### What the task asks
Quote every line as given.

-----

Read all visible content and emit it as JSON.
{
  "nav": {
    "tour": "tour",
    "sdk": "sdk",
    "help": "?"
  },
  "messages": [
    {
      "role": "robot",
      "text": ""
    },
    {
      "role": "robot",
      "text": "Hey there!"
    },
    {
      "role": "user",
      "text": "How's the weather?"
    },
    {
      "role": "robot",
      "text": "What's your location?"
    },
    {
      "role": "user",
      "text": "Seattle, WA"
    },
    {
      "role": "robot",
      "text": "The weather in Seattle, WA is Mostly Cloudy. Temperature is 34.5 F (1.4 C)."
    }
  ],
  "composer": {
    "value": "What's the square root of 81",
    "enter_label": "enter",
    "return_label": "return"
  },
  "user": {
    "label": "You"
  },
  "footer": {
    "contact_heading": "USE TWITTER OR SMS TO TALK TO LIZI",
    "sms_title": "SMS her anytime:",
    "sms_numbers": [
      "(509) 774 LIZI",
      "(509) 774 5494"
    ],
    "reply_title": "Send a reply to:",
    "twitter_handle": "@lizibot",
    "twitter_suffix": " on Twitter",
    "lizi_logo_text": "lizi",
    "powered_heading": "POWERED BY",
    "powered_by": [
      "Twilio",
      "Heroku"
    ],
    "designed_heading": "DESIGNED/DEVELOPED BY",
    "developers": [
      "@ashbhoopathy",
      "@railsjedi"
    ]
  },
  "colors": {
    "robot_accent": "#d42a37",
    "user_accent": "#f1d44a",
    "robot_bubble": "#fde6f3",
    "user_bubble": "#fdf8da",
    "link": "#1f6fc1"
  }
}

-----

### Result of this task
Read all visible content and emit it as JSON.
{
  "nav": {
    "tour": "tour",
    "sdk": "sdk",
    "help": "?"
  },
  "messages": [
    {
      "role": "robot",
      "text": ""
    },
    {
      "role": "robot",
      "text": "Hey there!"
    },
    {
      "role": "user",
      "text": "How's the weather?"
    },
    {
      "role": "robot",
      "text": "What's your location?"
    },
    {
      "role": "user",
      "text": "Seattle, WA"
    },
    {
      "role": "robot",
      "text": "The weather in Seattle, WA is Mostly Cloudy. Temperature is 34.5 F (1.4 C)."
    }
  ],
  "composer": {
    "value": "What's the square root of 81",
    "enter_label": "enter",
    "return_label": "return"
  },
  "user": {
    "label": "You"
  },
  "footer": {
    "contact_heading": "USE TWITTER OR SMS TO TALK TO LIZI",
    "sms_title": "SMS her anytime:",
    "sms_numbers": [
      "(509) 774 LIZI",
      "(509) 774 5494"
    ],
    "reply_title": "Send a reply to:",
    "twitter_handle": "@lizibot",
    "twitter_suffix": " on Twitter",
    "lizi_logo_text": "lizi",
    "powered_heading": "POWERED BY",
    "powered_by": [
      "Twilio",
      "Heroku"
    ],
    "designed_heading": "DESIGNED/DEVELOPED BY",
    "developers": [
      "@ashbhoopathy",
      "@railsjedi"
    ]
  },
  "colors": {
    "robot_accent": "#d42a37",
    "user_accent": "#f1d44a",
    "robot_bubble": "#fde6f3",
    "user_bubble": "#fdf8da",
    "link": "#1f6fc1"
  }
}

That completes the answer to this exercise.